Data items
-- Start --

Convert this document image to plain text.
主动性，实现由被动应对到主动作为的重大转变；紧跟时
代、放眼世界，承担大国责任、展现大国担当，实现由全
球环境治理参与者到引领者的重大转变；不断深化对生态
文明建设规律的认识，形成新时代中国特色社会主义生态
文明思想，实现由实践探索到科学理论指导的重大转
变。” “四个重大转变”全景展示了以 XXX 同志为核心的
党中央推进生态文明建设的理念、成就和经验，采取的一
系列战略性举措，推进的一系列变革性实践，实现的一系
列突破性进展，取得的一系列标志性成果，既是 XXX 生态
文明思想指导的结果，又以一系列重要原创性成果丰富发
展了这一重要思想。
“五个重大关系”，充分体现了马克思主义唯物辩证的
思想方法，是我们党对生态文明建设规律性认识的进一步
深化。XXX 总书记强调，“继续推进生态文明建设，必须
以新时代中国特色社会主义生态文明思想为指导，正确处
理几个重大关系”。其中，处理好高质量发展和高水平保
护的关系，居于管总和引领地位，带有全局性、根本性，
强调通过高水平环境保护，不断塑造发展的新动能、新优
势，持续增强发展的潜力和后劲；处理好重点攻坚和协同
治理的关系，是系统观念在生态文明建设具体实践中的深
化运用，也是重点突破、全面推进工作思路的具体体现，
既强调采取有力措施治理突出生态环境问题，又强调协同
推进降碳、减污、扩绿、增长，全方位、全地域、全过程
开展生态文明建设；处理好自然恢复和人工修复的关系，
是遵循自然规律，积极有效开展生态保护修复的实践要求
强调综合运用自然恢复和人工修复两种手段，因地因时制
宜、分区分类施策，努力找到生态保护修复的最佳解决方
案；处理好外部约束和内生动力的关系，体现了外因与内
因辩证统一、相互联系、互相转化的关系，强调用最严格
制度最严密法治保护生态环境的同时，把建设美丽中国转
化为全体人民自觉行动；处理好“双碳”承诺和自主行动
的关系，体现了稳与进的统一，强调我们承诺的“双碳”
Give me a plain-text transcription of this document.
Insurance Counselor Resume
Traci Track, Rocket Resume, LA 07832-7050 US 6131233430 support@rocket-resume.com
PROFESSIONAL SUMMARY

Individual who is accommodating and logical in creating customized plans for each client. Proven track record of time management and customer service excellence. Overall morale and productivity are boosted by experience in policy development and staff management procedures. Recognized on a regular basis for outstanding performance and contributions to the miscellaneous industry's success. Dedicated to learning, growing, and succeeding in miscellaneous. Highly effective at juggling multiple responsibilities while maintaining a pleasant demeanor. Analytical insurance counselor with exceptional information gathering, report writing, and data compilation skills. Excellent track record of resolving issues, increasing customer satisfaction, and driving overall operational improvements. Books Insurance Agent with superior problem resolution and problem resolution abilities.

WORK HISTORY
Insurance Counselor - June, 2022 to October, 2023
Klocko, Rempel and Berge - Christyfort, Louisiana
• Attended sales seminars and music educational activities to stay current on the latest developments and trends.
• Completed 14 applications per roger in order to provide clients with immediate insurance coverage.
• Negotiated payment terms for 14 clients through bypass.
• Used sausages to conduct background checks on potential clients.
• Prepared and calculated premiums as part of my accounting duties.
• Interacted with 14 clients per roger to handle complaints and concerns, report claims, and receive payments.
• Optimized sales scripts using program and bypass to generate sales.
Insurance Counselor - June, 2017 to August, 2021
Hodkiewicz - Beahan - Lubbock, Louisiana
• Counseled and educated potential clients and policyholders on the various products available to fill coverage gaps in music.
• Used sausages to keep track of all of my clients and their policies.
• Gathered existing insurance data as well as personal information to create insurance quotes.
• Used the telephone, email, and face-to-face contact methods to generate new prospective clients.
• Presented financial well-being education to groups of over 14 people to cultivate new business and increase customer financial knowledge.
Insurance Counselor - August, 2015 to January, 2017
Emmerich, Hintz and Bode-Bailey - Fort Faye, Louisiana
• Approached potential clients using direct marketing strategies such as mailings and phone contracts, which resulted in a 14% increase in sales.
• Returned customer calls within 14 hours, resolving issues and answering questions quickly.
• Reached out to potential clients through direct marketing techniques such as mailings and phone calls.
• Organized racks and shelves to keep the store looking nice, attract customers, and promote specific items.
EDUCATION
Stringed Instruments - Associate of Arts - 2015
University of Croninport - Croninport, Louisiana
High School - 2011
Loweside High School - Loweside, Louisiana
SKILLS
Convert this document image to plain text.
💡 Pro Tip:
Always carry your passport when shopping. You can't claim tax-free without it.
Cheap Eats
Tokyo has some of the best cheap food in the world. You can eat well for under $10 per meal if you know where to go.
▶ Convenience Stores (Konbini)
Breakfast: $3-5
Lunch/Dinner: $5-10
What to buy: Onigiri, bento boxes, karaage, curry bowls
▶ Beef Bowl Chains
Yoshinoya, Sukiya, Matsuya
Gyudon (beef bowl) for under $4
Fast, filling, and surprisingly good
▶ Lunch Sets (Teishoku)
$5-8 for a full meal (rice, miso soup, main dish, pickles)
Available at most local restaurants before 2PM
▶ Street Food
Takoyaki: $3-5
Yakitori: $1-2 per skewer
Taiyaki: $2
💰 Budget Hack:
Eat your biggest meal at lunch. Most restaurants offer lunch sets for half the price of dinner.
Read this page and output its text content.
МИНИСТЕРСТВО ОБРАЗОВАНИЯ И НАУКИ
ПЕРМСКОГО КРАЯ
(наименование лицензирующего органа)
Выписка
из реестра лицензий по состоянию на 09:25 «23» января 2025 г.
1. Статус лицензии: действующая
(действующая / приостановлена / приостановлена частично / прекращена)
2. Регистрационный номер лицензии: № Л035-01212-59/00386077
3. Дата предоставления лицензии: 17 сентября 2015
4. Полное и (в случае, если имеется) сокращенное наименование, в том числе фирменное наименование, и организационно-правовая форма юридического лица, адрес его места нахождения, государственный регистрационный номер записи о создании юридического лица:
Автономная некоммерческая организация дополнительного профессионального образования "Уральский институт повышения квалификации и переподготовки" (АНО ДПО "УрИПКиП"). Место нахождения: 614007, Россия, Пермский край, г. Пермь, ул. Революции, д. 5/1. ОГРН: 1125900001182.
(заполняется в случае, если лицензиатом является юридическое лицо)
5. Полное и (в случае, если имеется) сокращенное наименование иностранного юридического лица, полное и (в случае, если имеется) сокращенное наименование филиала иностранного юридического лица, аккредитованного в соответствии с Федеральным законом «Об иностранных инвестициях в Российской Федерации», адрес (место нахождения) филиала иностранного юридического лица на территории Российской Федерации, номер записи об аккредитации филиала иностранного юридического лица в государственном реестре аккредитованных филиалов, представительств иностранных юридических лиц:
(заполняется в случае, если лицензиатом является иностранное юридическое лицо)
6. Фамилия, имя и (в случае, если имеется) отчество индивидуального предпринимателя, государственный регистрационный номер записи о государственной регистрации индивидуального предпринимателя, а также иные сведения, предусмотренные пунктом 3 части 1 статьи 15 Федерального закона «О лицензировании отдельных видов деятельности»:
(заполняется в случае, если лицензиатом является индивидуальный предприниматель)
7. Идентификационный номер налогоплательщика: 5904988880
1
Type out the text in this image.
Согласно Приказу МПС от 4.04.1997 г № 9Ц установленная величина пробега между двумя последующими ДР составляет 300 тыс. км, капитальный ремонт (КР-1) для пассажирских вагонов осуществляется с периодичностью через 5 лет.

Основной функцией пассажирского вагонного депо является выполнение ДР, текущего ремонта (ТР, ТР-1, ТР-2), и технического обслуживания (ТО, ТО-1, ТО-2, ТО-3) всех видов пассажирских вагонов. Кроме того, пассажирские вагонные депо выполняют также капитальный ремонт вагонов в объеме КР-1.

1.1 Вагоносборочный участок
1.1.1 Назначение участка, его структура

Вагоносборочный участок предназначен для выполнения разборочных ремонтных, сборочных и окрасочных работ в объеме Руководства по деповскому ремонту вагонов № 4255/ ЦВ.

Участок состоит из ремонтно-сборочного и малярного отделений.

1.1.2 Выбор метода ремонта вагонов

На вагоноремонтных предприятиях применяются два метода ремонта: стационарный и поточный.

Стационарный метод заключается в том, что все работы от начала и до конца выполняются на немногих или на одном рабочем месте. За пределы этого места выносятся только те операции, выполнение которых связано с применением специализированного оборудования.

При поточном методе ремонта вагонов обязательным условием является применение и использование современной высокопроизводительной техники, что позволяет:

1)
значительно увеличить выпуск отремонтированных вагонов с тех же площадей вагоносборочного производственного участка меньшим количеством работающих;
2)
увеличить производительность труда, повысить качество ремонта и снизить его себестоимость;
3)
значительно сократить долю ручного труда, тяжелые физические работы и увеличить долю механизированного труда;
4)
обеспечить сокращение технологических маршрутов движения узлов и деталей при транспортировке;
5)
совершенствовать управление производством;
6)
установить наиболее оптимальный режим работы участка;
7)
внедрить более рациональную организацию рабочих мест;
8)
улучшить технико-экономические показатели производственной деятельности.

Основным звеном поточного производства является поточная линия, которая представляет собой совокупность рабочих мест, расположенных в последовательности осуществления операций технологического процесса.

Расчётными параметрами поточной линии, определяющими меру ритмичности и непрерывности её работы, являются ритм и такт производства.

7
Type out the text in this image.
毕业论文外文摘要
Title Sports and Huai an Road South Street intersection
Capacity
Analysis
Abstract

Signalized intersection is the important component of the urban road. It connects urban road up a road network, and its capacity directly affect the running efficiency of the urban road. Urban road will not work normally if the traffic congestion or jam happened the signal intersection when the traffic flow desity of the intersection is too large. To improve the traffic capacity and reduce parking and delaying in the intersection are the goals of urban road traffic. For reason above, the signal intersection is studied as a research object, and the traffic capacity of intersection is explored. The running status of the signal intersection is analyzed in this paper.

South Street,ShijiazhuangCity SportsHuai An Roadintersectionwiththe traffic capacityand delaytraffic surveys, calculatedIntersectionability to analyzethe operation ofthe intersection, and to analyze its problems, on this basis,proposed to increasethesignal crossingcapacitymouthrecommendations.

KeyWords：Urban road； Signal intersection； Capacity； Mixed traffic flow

-- End --

### YOUR TASK
Across the records, count the lines holding the string "производства". Give the number and stop.

### THE RESULT
2